--- BEGIN Data for processing ---

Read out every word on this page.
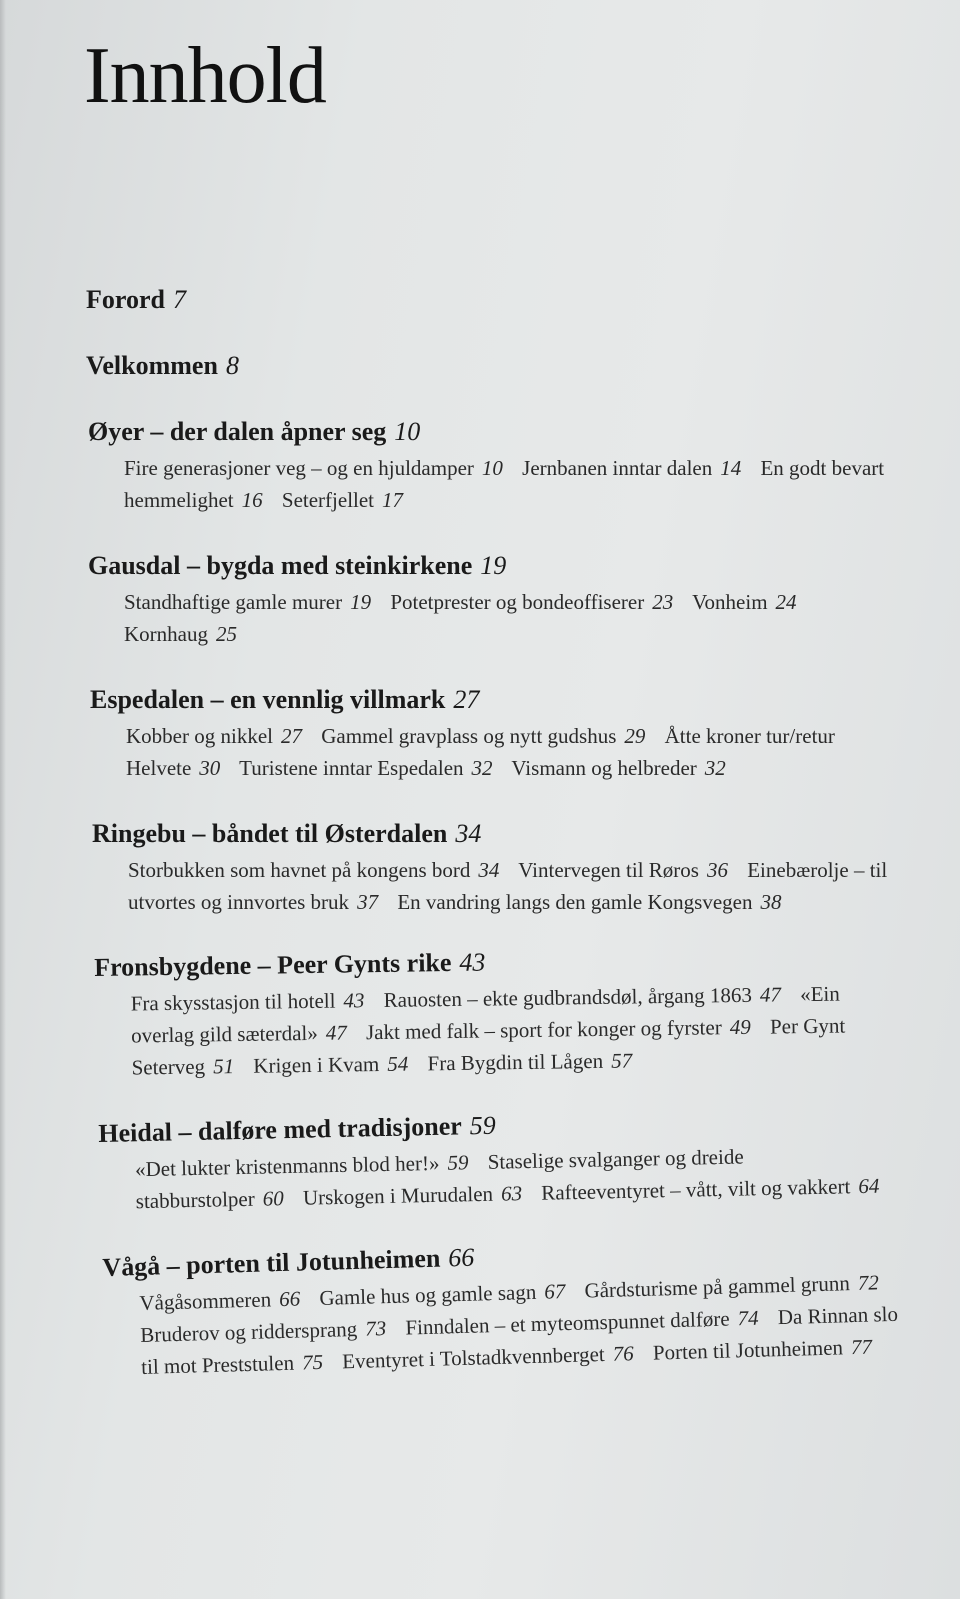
Innhold
Forord 7
Velkommen 8
Øyer – der dalen åpner seg 10
Fire generasjoner veg – og en hjuldamper 10 Jernbanen inntar dalen 14 En godt bevart hemmelighet 16 Seterfjellet 17
Gausdal – bygda med steinkirkene 19
Standhaftige gamle murer 19 Potetprester og bondeoffiserer 23 Vonheim 24 Kornhaug 25
Espedalen – en vennlig villmark 27
Kobber og nikkel 27 Gammel gravplass og nytt gudshus 29 Åtte kroner tur/retur Helvete 30 Turistene inntar Espedalen 32 Vismann og helbreder 32
Ringebu – båndet til Østerdalen 34
Storbukken som havnet på kongens bord 34 Vintervegen til Røros 36 Einebærolje – til utvortes og innvortes bruk 37 En vandring langs den gamle Kongsvegen 38
Fronsbygdene – Peer Gynts rike 43
Fra skysstasjon til hotell 43 Rauosten – ekte gudbrandsdøl, årgang 1863 47 «Ein overlag gild sæterdal» 47 Jakt med falk – sport for konger og fyrster 49 Per Gynt Seterveg 51 Krigen i Kvam 54 Fra Bygdin til Lågen 57
Heidal – dalføre med tradisjoner 59
«Det lukter kristenmanns blod her!» 59 Staselige svalganger og dreide stabburstolper 60 Urskogen i Murudalen 63 Rafteeventyret – vått, vilt og vakkert 64
Vågå – porten til Jotunheimen 66
Vågåsommeren 66 Gamle hus og gamle sagn 67 Gårdsturisme på gammel grunn 72 Bruderov og riddersprang 73 Finndalen – et myteomspunnet dalføre 74 Da Rinnan slo til mot Preststulen 75 Eventyret i Tolstadkvennberget 76 Porten til Jotunheimen 77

--- END Data for processing ---

* [The task] Omitting all images, print the listing exactly.

* [Output of the exercise]
Read out every word on this page.
Innhold
Forord 7
Velkommen 8
Øyer – der dalen åpner seg 10
Fire generasjoner veg – og en hjuldamper 10 Jernbanen inntar dalen 14 En godt bevart hemmelighet 16 Seterfjellet 17
Gausdal – bygda med steinkirkene 19
Standhaftige gamle murer 19 Potetprester og bondeoffiserer 23 Vonheim 24 Kornhaug 25
Espedalen – en vennlig villmark 27
Kobber og nikkel 27 Gammel gravplass og nytt gudshus 29 Åtte kroner tur/retur Helvete 30 Turistene inntar Espedalen 32 Vismann og helbreder 32
Ringebu – båndet til Østerdalen 34
Storbukken som havnet på kongens bord 34 Vintervegen til Røros 36 Einebærolje – til utvortes og innvortes bruk 37 En vandring langs den gamle Kongsvegen 38
Fronsbygdene – Peer Gynts rike 43
Fra skysstasjon til hotell 43 Rauosten – ekte gudbrandsdøl, årgang 1863 47 «Ein overlag gild sæterdal» 47 Jakt med falk – sport for konger og fyrster 49 Per Gynt Seterveg 51 Krigen i Kvam 54 Fra Bygdin til Lågen 57
Heidal – dalføre med tradisjoner 59
«Det lukter kristenmanns blod her!» 59 Staselige svalganger og dreide stabburstolper 60 Urskogen i Murudalen 63 Rafteeventyret – vått, vilt og vakkert 64
Vågå – porten til Jotunheimen 66
Vågåsommeren 66 Gamle hus og gamle sagn 67 Gårdsturisme på gammel grunn 72 Bruderov og riddersprang 73 Finndalen – et myteomspunnet dalføre 74 Da Rinnan slo til mot Preststulen 75 Eventyret i Tolstadkvennberget 76 Porten til Jotunheimen 77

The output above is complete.